(Dataset records)
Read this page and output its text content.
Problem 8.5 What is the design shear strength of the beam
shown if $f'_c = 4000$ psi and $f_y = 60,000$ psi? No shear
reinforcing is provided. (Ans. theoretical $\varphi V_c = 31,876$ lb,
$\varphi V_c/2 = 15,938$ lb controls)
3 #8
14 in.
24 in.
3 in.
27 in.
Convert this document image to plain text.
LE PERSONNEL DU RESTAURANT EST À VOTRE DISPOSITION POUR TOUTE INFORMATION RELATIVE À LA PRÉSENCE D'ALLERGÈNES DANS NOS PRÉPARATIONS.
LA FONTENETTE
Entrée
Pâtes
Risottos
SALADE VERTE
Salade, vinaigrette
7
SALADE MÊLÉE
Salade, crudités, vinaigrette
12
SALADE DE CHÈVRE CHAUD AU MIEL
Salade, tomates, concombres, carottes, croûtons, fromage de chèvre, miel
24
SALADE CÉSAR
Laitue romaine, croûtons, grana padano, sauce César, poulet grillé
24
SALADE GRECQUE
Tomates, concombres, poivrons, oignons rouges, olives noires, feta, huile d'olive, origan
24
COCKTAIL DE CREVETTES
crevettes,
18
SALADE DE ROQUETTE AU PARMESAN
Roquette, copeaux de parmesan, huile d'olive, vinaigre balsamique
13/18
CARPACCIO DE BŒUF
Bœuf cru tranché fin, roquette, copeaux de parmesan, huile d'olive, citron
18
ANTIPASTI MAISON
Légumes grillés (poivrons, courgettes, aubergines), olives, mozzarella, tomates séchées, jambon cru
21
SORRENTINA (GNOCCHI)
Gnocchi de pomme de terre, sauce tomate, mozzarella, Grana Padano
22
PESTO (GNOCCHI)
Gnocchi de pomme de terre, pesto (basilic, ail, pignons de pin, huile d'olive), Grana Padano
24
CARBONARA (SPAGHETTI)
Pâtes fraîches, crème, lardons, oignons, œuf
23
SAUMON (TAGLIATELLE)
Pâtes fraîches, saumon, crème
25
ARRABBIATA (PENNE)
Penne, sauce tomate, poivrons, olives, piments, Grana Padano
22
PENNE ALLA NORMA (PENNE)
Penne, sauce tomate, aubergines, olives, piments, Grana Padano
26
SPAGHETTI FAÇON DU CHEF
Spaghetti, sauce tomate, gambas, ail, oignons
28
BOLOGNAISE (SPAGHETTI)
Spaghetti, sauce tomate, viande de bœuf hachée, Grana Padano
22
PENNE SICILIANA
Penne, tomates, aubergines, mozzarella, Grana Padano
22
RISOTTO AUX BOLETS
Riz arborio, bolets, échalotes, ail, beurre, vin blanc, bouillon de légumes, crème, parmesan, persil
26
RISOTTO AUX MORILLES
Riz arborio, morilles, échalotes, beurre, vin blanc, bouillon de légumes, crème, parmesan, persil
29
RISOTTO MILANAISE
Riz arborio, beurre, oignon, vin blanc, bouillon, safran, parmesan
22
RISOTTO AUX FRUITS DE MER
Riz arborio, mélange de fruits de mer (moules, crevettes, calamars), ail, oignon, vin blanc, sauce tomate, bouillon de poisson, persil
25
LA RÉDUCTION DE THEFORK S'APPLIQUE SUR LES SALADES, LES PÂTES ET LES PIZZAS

* BRIEF *
Collect every line from the records above that contains the word "text".

* COMPLETED EXERCISE *
Read this page and output its text content.
Convert this document image to plain text.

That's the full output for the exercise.